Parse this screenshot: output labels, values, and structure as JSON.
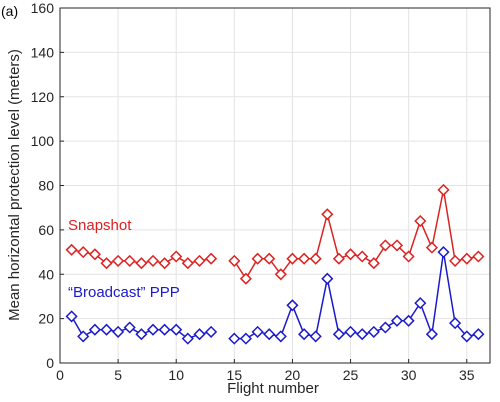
{
  "panel_label": "(a)",
  "chart_data": {
    "type": "line",
    "xlabel": "Flight number",
    "ylabel": "Mean horizontal protection level (meters)",
    "xlim": [
      0,
      37
    ],
    "ylim": [
      0,
      160
    ],
    "x_ticks": [
      0,
      5,
      10,
      15,
      20,
      25,
      30,
      35
    ],
    "y_ticks": [
      0,
      20,
      40,
      60,
      80,
      100,
      120,
      140,
      160
    ],
    "grid": true,
    "marker": "diamond",
    "series": [
      {
        "name": "Snapshot",
        "color": "#dd2222",
        "x": [
          1,
          2,
          3,
          4,
          5,
          6,
          7,
          8,
          9,
          10,
          11,
          12,
          13,
          15,
          16,
          17,
          18,
          19,
          20,
          21,
          22,
          23,
          24,
          25,
          26,
          27,
          28,
          29,
          30,
          31,
          32,
          33,
          34,
          35,
          36
        ],
        "y": [
          51,
          50,
          49,
          45,
          46,
          46,
          45,
          46,
          45,
          48,
          45,
          46,
          47,
          46,
          38,
          47,
          47,
          40,
          47,
          47,
          47,
          67,
          47,
          49,
          48,
          45,
          53,
          53,
          48,
          64,
          52,
          78,
          46,
          47,
          48
        ]
      },
      {
        "name": "“Broadcast” PPP",
        "color": "#1a1acc",
        "x": [
          1,
          2,
          3,
          4,
          5,
          6,
          7,
          8,
          9,
          10,
          11,
          12,
          13,
          15,
          16,
          17,
          18,
          19,
          20,
          21,
          22,
          23,
          24,
          25,
          26,
          27,
          28,
          29,
          30,
          31,
          32,
          33,
          34,
          35,
          36
        ],
        "y": [
          21,
          12,
          15,
          15,
          14,
          16,
          13,
          15,
          15,
          15,
          11,
          13,
          14,
          11,
          11,
          14,
          13,
          12,
          26,
          13,
          12,
          38,
          13,
          14,
          13,
          14,
          16,
          19,
          19,
          27,
          13,
          50,
          18,
          12,
          13
        ]
      }
    ]
  }
}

GIVEN PROBLEM: Quote the records above exactly, leaving out any pictures.

THE SOLUTION:
Parse this screenshot: output labels, values, and structure as JSON.
{
  "panel_label": "(a)",
  "chart_data": {
    "type": "line",
    "xlabel": "Flight number",
    "ylabel": "Mean horizontal protection level (meters)",
    "xlim": [
      0,
      37
    ],
    "ylim": [
      0,
      160
    ],
    "x_ticks": [
      0,
      5,
      10,
      15,
      20,
      25,
      30,
      35
    ],
    "y_ticks": [
      0,
      20,
      40,
      60,
      80,
      100,
      120,
      140,
      160
    ],
    "grid": true,
    "marker": "diamond",
    "series": [
      {
        "name": "Snapshot",
        "color": "#dd2222",
        "x": [
          1,
          2,
          3,
          4,
          5,
          6,
          7,
          8,
          9,
          10,
          11,
          12,
          13,
          15,
          16,
          17,
          18,
          19,
          20,
          21,
          22,
          23,
          24,
          25,
          26,
          27,
          28,
          29,
          30,
          31,
          32,
          33,
          34,
          35,
          36
        ],
        "y": [
          51,
          50,
          49,
          45,
          46,
          46,
          45,
          46,
          45,
          48,
          45,
          46,
          47,
          46,
          38,
          47,
          47,
          40,
          47,
          47,
          47,
          67,
          47,
          49,
          48,
          45,
          53,
          53,
          48,
          64,
          52,
          78,
          46,
          47,
          48
        ]
      },
      {
        "name": "“Broadcast” PPP",
        "color": "#1a1acc",
        "x": [
          1,
          2,
          3,
          4,
          5,
          6,
          7,
          8,
          9,
          10,
          11,
          12,
          13,
          15,
          16,
          17,
          18,
          19,
          20,
          21,
          22,
          23,
          24,
          25,
          26,
          27,
          28,
          29,
          30,
          31,
          32,
          33,
          34,
          35,
          36
        ],
        "y": [
          21,
          12,
          15,
          15,
          14,
          16,
          13,
          15,
          15,
          15,
          11,
          13,
          14,
          11,
          11,
          14,
          13,
          12,
          26,
          13,
          12,
          38,
          13,
          14,
          13,
          14,
          16,
          19,
          19,
          27,
          13,
          50,
          18,
          12,
          13
        ]
      }
    ]
  }
}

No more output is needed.